─── Исходный текст

Онлайн-журнал о шоу-бизнесе России, новости звезд, кино и телевидения

Резо Гигинеишвили: «Про любовь легче петь, чем говорить»

0

На экраны выходит фильм «Заложники» об одном из крупнейших терактов времен СССР. Накануне премьеры режиссер и продюсер рассказал «ТН» о том, чего ему стоила эта картина, о своем детстве в охваченном войной Тбилиси, о московской жизни в статусе «беженца» и счастливом отцовстве.

— Резо, фильм «Заложники» основан на реальных событиях: в 1983 году группа «золотой» грузинской молодежи попыталась угнать самолет в Турцию. Но осуществить задуманное не получилось, самолет был взят штурмом, во время которого погибли 7 человек. Почему вы обратились к такой теме?

— Эту трагичную историю я помню с детства, ее активно обсуждали еще во времена перестройки и Советского Союза. Помню, лет в 5 подсматривал в дверную щелку, как мама шепталась на кухне с матерью одного из угонщиков. Их осудили в 1984 году, но до 1990-х родители не знали, был ли приговор приведен в исполнение. И жили иллюзиями, что, может быть, их дети не расстреляны. Все вокруг, как и моя мама, сопереживали и понимали, что ситуацию замалчивают, что ребят уже давно нет в живых, но никто не осмеливался разрушить надежды родителей. Видимо, с тех самых пор мое подсознание отпечатало в памяти эти картинки, когда я на уровне эмоций ощущал трагедию и напряжение, висящее в воздухе.

──────
─── Предоставленные данные

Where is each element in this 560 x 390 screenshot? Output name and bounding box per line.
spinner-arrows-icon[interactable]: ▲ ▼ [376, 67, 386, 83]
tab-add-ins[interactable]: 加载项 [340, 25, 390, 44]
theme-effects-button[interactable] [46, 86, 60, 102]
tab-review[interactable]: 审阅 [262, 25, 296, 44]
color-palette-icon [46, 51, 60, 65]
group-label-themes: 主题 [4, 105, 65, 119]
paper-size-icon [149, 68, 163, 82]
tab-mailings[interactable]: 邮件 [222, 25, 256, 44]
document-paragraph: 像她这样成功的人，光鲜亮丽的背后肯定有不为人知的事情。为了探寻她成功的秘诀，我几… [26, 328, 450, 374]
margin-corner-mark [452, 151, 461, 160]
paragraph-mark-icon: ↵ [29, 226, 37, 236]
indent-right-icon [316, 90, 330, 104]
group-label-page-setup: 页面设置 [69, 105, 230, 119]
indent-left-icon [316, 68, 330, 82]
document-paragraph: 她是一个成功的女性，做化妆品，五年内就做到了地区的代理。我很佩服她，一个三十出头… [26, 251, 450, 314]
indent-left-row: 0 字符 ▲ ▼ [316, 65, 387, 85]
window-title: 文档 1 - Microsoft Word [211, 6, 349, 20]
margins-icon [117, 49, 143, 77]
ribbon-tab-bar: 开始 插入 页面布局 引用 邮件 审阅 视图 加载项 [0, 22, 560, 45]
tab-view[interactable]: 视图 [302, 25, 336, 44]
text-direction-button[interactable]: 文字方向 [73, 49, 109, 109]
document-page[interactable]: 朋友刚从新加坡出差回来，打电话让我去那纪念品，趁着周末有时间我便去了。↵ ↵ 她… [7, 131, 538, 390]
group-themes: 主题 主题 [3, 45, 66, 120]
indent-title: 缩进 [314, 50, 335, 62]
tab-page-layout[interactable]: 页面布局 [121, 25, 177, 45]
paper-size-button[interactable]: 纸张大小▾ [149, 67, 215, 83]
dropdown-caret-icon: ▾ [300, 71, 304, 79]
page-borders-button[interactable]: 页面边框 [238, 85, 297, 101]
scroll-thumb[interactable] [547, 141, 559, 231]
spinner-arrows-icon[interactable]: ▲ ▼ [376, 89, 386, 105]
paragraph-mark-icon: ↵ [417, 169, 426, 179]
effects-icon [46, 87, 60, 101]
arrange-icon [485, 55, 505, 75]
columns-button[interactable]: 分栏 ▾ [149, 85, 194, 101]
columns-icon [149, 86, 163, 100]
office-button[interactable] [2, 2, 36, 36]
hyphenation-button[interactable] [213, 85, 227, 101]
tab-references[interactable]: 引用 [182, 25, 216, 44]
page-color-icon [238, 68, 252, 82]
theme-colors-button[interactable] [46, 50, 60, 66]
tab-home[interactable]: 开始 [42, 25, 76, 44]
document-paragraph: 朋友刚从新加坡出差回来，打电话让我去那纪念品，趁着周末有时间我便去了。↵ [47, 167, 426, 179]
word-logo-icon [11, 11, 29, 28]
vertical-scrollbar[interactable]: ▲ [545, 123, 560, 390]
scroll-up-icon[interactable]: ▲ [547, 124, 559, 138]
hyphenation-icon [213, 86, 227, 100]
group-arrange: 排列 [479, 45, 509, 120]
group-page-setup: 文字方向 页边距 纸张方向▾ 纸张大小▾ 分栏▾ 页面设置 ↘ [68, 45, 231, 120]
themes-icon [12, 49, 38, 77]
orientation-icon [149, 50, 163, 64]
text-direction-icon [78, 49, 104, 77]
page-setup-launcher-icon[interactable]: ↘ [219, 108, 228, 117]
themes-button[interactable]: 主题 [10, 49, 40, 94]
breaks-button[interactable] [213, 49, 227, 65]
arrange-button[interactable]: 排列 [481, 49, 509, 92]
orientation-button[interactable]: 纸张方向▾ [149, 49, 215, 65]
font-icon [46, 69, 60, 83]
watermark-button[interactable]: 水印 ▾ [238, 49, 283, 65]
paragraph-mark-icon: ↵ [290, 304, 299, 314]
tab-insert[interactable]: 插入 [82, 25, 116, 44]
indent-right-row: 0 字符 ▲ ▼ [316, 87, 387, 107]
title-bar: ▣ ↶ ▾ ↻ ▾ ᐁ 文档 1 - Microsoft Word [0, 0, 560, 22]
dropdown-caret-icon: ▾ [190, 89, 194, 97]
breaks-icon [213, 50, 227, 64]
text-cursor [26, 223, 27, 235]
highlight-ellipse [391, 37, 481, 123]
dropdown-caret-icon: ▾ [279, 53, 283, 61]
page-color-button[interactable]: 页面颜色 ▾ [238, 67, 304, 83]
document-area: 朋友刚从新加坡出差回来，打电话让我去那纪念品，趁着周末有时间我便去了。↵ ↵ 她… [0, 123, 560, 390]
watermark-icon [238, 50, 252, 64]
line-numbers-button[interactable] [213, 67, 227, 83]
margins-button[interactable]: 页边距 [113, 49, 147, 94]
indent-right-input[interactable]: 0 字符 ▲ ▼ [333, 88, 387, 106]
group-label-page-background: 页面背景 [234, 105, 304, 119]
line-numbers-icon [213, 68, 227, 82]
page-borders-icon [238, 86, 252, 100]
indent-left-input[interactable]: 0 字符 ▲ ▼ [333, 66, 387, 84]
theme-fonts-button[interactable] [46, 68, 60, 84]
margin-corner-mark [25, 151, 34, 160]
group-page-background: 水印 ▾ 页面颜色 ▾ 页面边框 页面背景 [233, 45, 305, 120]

──────

# Задания:
[1] Перечислите все темы, о которых, согласно вступлению к исходному тексту, режиссер рассказал «ТН» накануне премьеры.
[2] Верните без изменений фрагмент исходного текста, который начинается со слов, содержащих «На экраны выходит», и заканчивается словами «к такой теме?».

# Ответы к заданиям:
[1]
- чего ему стоила эта картина
- его детство в охваченном войной Тбилиси
- московская жизнь в статусе «беженца»
- счастливое отцовство

[2]
На экраны выходит фильм «Заложники» об одном из крупнейших терактов времен СССР. Накануне премьеры режиссер и продюсер рассказал «ТН» о том, чего ему стоила эта картина, о своем детстве в охваченном войной Тбилиси, о московской жизни в статусе «беженца» и счастливом отцовстве.

— Резо, фильм «Заложники» основан на реальных событиях: в 1983 году группа «золотой» грузинской молодежи попыталась угнать самолет в Турцию. Но осуществить задуманное не получилось, самолет был взят штурмом, во время которого погибли 7 человек. Почему вы обратились к такой теме?